STATED EXERCISE >> Copy all of the records below verbatim.

RECORDS SUPPLIED >>
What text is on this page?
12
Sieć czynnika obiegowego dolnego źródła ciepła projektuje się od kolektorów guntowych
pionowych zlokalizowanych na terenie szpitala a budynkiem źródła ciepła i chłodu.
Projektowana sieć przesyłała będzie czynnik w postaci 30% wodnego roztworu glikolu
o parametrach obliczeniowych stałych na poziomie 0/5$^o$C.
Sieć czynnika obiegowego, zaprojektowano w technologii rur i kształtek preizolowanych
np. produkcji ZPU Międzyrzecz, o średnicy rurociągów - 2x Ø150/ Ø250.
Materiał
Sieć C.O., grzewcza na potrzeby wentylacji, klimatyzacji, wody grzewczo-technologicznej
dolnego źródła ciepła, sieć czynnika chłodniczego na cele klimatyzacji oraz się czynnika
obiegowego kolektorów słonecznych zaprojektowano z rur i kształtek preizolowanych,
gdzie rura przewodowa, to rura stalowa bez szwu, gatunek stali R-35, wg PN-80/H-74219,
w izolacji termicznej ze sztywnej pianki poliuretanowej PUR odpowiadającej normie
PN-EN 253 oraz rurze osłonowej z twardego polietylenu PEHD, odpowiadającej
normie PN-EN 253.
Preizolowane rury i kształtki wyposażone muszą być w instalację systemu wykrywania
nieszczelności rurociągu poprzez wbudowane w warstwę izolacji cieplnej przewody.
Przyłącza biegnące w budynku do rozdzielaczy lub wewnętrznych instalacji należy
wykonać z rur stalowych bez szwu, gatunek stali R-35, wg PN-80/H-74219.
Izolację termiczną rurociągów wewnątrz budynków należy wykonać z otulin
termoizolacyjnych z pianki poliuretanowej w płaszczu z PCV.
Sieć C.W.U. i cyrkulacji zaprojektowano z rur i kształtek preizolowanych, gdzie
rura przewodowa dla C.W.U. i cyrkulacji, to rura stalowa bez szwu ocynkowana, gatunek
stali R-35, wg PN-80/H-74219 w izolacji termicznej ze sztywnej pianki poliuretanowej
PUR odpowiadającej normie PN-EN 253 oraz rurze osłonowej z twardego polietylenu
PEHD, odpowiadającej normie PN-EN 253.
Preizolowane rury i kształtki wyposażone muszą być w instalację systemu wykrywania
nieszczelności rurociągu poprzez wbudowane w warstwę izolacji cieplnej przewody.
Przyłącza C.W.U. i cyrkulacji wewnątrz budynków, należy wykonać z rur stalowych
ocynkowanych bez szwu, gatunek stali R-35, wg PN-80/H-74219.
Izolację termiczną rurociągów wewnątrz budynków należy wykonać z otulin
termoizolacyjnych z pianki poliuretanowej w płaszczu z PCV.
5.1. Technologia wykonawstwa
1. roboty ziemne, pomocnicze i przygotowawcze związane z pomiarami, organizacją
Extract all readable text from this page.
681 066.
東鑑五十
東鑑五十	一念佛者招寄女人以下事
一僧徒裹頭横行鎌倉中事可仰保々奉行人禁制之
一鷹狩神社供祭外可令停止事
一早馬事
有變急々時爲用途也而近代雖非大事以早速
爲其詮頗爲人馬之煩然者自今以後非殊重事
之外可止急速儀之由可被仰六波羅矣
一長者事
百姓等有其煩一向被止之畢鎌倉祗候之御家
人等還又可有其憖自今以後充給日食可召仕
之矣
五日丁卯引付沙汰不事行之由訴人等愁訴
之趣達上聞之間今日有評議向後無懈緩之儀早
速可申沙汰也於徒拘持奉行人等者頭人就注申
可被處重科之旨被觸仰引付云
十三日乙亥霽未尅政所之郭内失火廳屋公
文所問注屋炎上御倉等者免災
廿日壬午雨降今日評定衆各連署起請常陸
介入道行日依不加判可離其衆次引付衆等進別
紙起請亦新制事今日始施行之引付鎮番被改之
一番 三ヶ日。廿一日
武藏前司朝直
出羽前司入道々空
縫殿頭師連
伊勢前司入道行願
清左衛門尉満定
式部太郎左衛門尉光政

PROBLEM SOLUTION >>
What text is on this page?
12
Sieć czynnika obiegowego dolnego źródła ciepła projektuje się od kolektorów guntowych
pionowych zlokalizowanych na terenie szpitala a budynkiem źródła ciepła i chłodu.
Projektowana sieć przesyłała będzie czynnik w postaci 30% wodnego roztworu glikolu
o parametrach obliczeniowych stałych na poziomie 0/5$^o$C.
Sieć czynnika obiegowego, zaprojektowano w technologii rur i kształtek preizolowanych
np. produkcji ZPU Międzyrzecz, o średnicy rurociągów - 2x Ø150/ Ø250.
Materiał
Sieć C.O., grzewcza na potrzeby wentylacji, klimatyzacji, wody grzewczo-technologicznej
dolnego źródła ciepła, sieć czynnika chłodniczego na cele klimatyzacji oraz się czynnika
obiegowego kolektorów słonecznych zaprojektowano z rur i kształtek preizolowanych,
gdzie rura przewodowa, to rura stalowa bez szwu, gatunek stali R-35, wg PN-80/H-74219,
w izolacji termicznej ze sztywnej pianki poliuretanowej PUR odpowiadającej normie
PN-EN 253 oraz rurze osłonowej z twardego polietylenu PEHD, odpowiadającej
normie PN-EN 253.
Preizolowane rury i kształtki wyposażone muszą być w instalację systemu wykrywania
nieszczelności rurociągu poprzez wbudowane w warstwę izolacji cieplnej przewody.
Przyłącza biegnące w budynku do rozdzielaczy lub wewnętrznych instalacji należy
wykonać z rur stalowych bez szwu, gatunek stali R-35, wg PN-80/H-74219.
Izolację termiczną rurociągów wewnątrz budynków należy wykonać z otulin
termoizolacyjnych z pianki poliuretanowej w płaszczu z PCV.
Sieć C.W.U. i cyrkulacji zaprojektowano z rur i kształtek preizolowanych, gdzie
rura przewodowa dla C.W.U. i cyrkulacji, to rura stalowa bez szwu ocynkowana, gatunek
stali R-35, wg PN-80/H-74219 w izolacji termicznej ze sztywnej pianki poliuretanowej
PUR odpowiadającej normie PN-EN 253 oraz rurze osłonowej z twardego polietylenu
PEHD, odpowiadającej normie PN-EN 253.
Preizolowane rury i kształtki wyposażone muszą być w instalację systemu wykrywania
nieszczelności rurociągu poprzez wbudowane w warstwę izolacji cieplnej przewody.
Przyłącza C.W.U. i cyrkulacji wewnątrz budynków, należy wykonać z rur stalowych
ocynkowanych bez szwu, gatunek stali R-35, wg PN-80/H-74219.
Izolację termiczną rurociągów wewnątrz budynków należy wykonać z otulin
termoizolacyjnych z pianki poliuretanowej w płaszczu z PCV.
5.1. Technologia wykonawstwa
1. roboty ziemne, pomocnicze i przygotowawcze związane z pomiarami, organizacją
Extract all readable text from this page.
681 066.
東鑑五十
東鑑五十	一念佛者招寄女人以下事
一僧徒裹頭横行鎌倉中事可仰保々奉行人禁制之
一鷹狩神社供祭外可令停止事
一早馬事
有變急々時爲用途也而近代雖非大事以早速
爲其詮頗爲人馬之煩然者自今以後非殊重事
之外可止急速儀之由可被仰六波羅矣
一長者事
百姓等有其煩一向被止之畢鎌倉祗候之御家
人等還又可有其憖自今以後充給日食可召仕
之矣
五日丁卯引付沙汰不事行之由訴人等愁訴
之趣達上聞之間今日有評議向後無懈緩之儀早
速可申沙汰也於徒拘持奉行人等者頭人就注申
可被處重科之旨被觸仰引付云
十三日乙亥霽未尅政所之郭内失火廳屋公
文所問注屋炎上御倉等者免災
廿日壬午雨降今日評定衆各連署起請常陸
介入道行日依不加判可離其衆次引付衆等進別
紙起請亦新制事今日始施行之引付鎮番被改之
一番 三ヶ日。廿一日
武藏前司朝直
出羽前司入道々空
縫殿頭師連
伊勢前司入道行願
清左衛門尉満定
式部太郎左衛門尉光政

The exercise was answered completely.